## start DOCUMENT

Depth issue

@stepan-a. This remind me of something. I take a look

@stepan-a I believe now that this issue is related to another change that occurred when we separated the temporary terms between the computation of the residuals and the computation of derivatives as various order. I don't remember who did it and how the issue of the commit is called.

Do you mean https://github.com/DynareTeam/dynare/commit/127637ffd672fdd8143ee13f2a38234e597d94d3

Thanks @JohannesPfeifer. That is the one. I think @houtanb did it before @stepan-a merged it in master. I will contact @houtanb to see how to handle it

@houtanb Here is a short example. Let's call it mod1.mod:

var x y;
varexo e;

model;
y = (1/x(+1))*(1/x(+2))*(1/x(+3));
x = exp(e);
end;

steady_state_model;
y = 1;
x = 1;
end;

steady;

stoch_simul(order=1,irf=0);

Look at the temporary term at the start of Jacobian computation in mod1_static.m. If this expression used temporary terms for common terms, it would solve the depth problem when there are lots of terms in the original equation. Note: it would be more efficient to write the equation with a single ratio and the products at the denominator, but we need Dynare to support this less efficient writing as well.

## end DOCUMENT
## start MATERIAL SUPPLIED

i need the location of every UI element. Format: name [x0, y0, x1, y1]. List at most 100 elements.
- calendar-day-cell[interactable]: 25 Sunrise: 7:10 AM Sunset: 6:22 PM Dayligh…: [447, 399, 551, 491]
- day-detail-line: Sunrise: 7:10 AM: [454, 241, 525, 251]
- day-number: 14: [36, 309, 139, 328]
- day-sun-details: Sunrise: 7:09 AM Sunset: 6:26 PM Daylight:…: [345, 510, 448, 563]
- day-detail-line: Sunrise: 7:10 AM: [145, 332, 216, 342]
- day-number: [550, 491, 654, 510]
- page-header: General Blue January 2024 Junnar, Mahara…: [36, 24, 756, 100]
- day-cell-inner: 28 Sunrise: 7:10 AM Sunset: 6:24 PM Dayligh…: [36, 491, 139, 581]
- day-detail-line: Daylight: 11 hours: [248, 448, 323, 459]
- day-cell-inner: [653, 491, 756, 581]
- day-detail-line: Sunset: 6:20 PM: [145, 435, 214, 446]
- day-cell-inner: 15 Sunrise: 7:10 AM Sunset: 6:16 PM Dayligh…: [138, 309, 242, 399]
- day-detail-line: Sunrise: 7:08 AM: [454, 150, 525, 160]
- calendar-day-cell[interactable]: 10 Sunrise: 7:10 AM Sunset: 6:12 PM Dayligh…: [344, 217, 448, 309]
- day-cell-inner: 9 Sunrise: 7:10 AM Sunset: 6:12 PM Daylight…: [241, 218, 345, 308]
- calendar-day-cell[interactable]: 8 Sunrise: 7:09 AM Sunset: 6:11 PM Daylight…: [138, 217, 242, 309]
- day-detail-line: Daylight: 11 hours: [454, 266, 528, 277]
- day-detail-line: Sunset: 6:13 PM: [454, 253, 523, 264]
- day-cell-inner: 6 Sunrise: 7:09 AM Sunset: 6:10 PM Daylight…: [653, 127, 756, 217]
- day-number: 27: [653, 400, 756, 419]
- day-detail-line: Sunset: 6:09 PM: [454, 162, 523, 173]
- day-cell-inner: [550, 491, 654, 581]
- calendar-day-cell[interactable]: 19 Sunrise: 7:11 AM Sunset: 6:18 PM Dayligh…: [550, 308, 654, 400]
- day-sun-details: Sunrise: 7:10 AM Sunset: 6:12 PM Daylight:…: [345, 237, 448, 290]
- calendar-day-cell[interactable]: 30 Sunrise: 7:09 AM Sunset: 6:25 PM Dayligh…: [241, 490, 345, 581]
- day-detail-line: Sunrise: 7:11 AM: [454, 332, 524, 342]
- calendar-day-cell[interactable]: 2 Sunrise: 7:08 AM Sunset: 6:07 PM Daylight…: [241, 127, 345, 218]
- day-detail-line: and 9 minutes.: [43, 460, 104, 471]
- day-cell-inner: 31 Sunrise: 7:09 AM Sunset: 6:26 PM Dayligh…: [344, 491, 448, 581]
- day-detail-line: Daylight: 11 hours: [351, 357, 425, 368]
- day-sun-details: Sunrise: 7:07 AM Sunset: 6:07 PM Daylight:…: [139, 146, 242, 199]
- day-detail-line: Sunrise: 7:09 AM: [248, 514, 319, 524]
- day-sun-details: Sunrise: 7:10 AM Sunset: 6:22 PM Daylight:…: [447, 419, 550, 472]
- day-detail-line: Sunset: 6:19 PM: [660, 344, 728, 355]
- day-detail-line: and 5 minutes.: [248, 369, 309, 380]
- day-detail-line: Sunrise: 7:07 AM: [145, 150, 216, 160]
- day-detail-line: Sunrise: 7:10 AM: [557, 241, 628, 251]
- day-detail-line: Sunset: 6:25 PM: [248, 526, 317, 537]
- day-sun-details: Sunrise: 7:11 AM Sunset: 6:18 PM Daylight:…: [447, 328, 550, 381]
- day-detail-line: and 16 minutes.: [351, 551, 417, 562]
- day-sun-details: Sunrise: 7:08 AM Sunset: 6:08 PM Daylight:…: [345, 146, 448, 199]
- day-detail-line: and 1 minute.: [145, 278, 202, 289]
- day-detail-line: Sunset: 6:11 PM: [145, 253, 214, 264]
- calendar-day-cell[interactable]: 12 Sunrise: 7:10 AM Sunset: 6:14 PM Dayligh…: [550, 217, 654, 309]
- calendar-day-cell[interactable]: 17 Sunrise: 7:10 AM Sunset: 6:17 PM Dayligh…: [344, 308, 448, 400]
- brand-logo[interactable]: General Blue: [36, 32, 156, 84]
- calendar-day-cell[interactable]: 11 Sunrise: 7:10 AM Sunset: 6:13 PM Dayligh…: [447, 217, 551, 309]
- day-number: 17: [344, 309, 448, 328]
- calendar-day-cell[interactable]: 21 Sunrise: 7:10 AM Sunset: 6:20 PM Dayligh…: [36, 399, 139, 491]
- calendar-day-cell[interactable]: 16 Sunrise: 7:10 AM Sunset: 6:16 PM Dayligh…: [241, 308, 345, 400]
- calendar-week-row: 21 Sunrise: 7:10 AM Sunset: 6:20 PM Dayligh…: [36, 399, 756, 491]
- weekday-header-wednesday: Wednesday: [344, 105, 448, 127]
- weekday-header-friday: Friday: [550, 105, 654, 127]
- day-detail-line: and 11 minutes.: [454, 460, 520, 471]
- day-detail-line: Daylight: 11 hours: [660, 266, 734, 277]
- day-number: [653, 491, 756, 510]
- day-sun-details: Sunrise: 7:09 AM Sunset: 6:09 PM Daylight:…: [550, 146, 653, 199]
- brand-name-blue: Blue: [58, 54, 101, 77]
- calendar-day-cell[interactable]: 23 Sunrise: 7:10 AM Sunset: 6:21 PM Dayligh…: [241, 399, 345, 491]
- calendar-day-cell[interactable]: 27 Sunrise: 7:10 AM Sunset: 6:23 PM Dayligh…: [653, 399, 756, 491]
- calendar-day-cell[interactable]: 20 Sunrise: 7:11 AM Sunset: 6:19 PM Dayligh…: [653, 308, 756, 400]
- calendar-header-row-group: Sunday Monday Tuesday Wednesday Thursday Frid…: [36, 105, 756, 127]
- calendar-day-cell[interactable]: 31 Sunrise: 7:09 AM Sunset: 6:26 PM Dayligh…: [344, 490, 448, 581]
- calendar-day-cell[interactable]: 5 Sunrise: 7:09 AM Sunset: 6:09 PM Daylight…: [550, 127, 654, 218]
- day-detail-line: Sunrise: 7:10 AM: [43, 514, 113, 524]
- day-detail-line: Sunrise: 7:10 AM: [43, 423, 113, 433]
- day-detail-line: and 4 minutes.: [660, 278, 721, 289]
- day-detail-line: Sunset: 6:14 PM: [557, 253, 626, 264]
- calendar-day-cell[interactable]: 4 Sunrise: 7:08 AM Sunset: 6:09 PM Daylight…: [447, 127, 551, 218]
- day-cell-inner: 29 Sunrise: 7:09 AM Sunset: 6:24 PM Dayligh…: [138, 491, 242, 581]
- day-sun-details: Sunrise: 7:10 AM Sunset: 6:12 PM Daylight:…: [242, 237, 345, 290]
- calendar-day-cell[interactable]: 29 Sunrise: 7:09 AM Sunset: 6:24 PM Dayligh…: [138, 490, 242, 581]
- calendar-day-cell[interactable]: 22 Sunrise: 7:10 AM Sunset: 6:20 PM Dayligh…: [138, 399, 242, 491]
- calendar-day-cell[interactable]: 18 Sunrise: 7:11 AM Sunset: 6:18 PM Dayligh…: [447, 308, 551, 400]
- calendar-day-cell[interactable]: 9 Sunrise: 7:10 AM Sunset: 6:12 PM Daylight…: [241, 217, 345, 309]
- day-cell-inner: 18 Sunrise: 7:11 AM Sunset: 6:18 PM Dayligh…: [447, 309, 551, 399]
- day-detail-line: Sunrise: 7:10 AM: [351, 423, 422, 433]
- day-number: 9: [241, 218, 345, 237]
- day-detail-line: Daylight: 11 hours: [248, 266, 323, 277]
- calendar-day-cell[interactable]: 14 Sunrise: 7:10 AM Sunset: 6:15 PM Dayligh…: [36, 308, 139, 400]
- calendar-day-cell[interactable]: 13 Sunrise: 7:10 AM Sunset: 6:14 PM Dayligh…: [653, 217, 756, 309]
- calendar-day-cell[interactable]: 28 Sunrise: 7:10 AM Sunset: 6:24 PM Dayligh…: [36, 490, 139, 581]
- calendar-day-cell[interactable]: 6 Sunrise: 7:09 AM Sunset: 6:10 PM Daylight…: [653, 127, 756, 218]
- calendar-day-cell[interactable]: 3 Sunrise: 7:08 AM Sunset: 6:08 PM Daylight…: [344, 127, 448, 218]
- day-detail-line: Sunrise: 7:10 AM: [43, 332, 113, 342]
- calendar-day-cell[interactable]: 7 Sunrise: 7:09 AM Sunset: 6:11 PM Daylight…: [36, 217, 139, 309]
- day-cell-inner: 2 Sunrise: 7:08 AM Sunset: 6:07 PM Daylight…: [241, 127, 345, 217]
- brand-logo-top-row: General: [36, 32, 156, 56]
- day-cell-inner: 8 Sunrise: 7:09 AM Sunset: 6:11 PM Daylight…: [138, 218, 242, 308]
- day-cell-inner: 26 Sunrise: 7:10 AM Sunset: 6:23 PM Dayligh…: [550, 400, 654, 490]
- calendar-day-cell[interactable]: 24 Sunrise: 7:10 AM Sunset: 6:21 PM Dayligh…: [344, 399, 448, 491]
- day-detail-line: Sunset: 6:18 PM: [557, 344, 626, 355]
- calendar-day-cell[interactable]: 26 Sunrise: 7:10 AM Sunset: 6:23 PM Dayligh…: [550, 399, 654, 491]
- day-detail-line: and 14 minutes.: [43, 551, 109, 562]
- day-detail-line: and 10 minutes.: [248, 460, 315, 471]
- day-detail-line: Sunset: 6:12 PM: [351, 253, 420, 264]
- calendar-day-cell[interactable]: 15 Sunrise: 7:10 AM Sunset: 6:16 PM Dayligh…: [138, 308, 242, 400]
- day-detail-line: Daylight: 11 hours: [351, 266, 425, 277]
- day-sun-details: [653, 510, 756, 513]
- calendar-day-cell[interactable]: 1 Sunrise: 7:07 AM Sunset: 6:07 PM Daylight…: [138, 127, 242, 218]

## end MATERIAL SUPPLIED

- _TASK LIST_:
[1] In the depth issue thread, which file is named as holding the temporary term at the start of the Jacobian computation?
[2] Echo the depth issue thread from "stoch_simul(order=1,irf=0);" to "writing as well.", word for word.

- _SOLVED TASKS_:
[1] mod1_static.m

[2]
stoch_simul(order=1,irf=0);

Look at the temporary term at the start of Jacobian computation in mod1_static.m. If this expression used temporary terms for common terms, it would solve the depth problem when there are lots of terms in the original equation. Note: it would be more efficient to write the equation with a single ratio and the products at the denominator, but we need Dynare to support this less efficient writing as well.